* Start *

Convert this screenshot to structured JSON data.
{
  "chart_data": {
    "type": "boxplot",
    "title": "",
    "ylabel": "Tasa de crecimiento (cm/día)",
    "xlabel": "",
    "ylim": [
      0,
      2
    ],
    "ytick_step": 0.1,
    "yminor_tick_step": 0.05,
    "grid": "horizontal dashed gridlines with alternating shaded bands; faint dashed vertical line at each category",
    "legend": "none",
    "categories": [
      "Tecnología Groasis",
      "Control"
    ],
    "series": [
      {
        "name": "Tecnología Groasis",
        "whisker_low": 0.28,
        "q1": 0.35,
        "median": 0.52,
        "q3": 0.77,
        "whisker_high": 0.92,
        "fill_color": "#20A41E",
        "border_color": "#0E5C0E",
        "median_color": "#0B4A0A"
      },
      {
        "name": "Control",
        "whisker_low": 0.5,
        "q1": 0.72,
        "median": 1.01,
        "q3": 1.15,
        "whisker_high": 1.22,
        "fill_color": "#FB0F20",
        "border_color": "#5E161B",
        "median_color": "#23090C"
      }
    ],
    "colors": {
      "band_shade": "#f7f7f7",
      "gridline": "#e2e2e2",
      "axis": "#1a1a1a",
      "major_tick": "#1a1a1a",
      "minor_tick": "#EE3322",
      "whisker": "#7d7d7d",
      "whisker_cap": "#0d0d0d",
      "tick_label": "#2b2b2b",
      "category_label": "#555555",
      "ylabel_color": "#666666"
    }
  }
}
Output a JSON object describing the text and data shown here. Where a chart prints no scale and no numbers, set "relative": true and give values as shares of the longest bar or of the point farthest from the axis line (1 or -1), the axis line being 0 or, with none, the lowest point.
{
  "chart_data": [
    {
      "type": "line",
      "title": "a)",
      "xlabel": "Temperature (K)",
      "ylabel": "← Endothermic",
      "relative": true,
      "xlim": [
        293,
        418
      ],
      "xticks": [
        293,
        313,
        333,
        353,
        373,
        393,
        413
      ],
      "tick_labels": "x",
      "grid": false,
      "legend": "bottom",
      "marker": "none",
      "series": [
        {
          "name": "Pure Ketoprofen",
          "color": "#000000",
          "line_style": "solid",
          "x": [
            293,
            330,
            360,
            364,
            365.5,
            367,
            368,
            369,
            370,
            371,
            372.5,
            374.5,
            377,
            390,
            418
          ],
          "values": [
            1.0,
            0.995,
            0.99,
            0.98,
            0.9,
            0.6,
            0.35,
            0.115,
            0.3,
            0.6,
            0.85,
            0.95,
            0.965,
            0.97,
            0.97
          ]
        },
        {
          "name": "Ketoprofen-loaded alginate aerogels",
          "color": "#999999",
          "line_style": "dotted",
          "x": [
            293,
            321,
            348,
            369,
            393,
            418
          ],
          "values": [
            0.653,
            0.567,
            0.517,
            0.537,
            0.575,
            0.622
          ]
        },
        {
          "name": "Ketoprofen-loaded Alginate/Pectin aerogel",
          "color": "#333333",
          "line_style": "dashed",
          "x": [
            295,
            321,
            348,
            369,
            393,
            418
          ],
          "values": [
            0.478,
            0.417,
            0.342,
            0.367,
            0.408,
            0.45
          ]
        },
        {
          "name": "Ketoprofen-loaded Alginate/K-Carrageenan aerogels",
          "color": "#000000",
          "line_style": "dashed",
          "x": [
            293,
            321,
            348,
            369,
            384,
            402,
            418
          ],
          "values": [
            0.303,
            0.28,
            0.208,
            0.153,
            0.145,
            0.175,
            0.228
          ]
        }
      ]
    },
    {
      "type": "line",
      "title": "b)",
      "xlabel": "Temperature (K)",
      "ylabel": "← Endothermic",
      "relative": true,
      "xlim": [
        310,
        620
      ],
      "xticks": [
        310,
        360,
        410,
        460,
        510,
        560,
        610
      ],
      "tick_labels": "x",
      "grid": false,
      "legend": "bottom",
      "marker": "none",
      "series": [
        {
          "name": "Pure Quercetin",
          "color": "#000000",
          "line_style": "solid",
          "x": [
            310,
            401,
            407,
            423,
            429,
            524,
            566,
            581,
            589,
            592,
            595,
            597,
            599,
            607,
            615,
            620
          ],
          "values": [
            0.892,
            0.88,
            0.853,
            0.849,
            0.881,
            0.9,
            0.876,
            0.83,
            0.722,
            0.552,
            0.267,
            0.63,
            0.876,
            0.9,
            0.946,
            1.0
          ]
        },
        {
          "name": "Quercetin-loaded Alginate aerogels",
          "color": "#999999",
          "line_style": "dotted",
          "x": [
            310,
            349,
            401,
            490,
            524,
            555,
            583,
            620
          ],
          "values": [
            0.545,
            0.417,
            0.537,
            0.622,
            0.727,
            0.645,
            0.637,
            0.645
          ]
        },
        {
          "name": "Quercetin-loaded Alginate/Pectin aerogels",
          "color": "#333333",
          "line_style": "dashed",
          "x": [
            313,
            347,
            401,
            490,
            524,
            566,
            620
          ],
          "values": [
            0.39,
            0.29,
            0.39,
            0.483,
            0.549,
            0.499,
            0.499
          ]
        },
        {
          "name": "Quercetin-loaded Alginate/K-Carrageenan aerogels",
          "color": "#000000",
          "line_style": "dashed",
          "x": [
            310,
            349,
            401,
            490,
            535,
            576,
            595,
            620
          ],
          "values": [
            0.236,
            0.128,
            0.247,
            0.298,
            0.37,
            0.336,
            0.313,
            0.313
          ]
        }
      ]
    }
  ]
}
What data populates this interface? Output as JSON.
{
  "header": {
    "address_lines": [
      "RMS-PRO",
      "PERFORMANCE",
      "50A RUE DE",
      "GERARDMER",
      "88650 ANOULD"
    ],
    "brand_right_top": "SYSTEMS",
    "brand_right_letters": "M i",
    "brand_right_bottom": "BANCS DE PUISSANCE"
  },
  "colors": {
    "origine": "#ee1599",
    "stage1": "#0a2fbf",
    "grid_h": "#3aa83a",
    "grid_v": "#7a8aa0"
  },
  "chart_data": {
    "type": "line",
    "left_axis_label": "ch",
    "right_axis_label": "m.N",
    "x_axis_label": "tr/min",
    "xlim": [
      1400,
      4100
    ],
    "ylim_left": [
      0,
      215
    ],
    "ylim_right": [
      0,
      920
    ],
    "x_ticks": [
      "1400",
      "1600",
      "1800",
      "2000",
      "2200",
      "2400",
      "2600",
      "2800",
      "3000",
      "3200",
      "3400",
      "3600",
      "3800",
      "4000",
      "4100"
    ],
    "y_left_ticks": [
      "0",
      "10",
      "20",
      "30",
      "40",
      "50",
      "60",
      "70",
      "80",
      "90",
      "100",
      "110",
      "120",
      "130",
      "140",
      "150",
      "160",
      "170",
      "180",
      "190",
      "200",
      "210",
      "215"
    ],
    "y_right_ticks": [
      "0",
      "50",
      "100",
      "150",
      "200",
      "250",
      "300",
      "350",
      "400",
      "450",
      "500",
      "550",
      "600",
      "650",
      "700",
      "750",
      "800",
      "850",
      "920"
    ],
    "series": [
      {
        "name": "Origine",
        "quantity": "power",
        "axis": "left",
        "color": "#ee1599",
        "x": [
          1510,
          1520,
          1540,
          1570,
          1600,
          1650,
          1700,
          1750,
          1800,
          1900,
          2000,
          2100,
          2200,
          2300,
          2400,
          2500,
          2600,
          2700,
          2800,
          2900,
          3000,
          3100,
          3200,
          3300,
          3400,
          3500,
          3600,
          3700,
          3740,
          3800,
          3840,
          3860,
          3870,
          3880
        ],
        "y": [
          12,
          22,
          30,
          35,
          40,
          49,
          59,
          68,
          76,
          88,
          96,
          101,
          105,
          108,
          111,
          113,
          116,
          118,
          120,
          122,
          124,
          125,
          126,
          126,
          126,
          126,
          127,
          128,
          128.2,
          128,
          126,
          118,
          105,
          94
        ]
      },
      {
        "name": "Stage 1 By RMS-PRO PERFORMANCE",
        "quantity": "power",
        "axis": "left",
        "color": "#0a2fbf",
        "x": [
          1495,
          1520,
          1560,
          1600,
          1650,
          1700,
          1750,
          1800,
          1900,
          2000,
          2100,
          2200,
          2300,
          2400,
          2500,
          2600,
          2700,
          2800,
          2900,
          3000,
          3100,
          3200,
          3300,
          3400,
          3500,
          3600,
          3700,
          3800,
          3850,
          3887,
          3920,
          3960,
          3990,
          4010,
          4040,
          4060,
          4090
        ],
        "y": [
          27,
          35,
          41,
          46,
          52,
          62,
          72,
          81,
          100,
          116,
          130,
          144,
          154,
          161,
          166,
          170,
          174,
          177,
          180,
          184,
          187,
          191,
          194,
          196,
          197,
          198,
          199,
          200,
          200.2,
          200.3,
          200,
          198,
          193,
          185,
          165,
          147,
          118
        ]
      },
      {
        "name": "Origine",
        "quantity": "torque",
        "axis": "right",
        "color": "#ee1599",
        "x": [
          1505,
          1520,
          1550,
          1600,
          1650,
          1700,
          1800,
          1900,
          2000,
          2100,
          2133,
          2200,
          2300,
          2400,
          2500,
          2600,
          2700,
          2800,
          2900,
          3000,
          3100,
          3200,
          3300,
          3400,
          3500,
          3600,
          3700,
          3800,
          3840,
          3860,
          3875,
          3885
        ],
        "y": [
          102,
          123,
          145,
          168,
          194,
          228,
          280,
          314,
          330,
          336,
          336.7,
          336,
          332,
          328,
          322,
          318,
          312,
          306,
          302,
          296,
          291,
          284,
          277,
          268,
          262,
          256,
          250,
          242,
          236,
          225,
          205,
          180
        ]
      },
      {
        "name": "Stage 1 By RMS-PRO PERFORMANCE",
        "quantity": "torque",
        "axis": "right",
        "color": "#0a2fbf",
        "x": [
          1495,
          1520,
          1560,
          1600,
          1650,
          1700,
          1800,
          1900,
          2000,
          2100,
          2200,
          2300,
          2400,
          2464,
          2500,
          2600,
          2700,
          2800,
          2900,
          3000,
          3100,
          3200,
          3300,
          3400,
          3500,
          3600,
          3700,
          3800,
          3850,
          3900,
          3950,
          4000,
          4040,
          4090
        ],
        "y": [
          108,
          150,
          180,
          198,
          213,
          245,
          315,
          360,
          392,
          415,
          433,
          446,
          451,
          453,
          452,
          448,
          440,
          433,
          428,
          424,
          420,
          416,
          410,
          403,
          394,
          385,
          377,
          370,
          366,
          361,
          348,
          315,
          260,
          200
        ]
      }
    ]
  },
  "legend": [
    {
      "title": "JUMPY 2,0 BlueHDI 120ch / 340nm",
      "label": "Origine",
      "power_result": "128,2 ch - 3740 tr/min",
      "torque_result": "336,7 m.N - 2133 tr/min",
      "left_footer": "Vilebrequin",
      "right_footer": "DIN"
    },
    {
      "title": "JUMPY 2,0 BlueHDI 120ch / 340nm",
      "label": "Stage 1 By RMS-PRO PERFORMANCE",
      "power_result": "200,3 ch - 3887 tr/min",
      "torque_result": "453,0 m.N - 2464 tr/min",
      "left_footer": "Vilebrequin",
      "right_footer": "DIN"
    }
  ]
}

* End *

GIVEN EXERCISE.
The word "none" may appear on some lines. Report how many lines hold it, giving the number alone.

REPLY TO THE EXERCISE.
4